__DIRECTIONS__:
Give every line from the entries that contains "incorporates".

══ MATERIAL FOR THIS EXERCISE

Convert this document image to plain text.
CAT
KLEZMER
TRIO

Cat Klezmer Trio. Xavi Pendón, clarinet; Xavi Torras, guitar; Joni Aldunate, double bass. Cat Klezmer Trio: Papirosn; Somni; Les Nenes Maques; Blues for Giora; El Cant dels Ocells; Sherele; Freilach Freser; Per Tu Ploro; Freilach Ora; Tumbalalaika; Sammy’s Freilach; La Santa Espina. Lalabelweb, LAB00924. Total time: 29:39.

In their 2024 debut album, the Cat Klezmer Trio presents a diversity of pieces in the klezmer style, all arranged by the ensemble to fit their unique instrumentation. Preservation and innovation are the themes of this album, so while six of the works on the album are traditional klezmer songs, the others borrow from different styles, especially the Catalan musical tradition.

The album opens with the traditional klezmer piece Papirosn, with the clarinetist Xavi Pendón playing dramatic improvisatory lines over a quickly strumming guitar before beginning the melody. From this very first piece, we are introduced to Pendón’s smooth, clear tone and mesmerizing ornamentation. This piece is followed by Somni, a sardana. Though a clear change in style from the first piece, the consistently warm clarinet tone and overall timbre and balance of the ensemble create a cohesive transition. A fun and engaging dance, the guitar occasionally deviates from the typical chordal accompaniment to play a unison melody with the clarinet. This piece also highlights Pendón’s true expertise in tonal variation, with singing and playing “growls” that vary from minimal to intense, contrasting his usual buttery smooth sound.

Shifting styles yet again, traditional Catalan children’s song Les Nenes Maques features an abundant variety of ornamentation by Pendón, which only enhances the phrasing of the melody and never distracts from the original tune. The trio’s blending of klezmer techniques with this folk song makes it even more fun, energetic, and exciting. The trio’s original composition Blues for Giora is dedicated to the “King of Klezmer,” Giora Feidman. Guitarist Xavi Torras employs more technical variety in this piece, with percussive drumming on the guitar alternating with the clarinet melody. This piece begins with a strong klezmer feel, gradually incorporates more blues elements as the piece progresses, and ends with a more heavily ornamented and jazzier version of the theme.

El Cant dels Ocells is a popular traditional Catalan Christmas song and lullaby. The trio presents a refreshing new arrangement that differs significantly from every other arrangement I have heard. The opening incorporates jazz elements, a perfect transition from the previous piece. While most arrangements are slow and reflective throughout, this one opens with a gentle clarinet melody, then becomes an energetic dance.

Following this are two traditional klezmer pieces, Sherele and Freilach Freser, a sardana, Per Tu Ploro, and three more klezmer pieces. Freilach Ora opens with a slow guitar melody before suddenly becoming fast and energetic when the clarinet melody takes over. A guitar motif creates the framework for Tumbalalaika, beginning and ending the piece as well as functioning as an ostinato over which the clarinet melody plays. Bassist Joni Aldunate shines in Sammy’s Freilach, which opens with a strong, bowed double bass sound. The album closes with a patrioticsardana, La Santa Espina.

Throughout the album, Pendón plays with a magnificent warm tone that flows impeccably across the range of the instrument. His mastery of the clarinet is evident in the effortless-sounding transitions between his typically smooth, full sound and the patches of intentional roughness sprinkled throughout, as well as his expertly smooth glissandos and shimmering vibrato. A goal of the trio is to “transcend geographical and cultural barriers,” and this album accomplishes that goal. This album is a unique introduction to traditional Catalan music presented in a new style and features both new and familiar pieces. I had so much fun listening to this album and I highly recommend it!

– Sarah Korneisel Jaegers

════

__RESPONSE TO THIS TASK__:
Shifting styles yet again, traditional Catalan children’s song Les Nenes Maques features an abundant variety of ornamentation by Pendón, which only enhances the phrasing of the melody and never distracts from the original tune. The trio’s blending of klezmer techniques with this folk song makes it even more fun, energetic, and exciting. The trio’s original composition Blues for Giora is dedicated to the “King of Klezmer,” Giora Feidman. Guitarist Xavi Torras employs more technical variety in this piece, with percussive drumming on the guitar alternating with the clarinet melody. This piece begins with a strong klezmer feel, gradually incorporates more blues elements as the piece progresses, and ends with a more heavily ornamented and jazzier version of the theme.
El Cant dels Ocells is a popular traditional Catalan Christmas song and lullaby. The trio presents a refreshing new arrangement that differs significantly from every other arrangement I have heard. The opening incorporates jazz elements, a perfect transition from the previous piece. While most arrangements are slow and reflective throughout, this one opens with a gentle clarinet melody, then becomes an energetic dance.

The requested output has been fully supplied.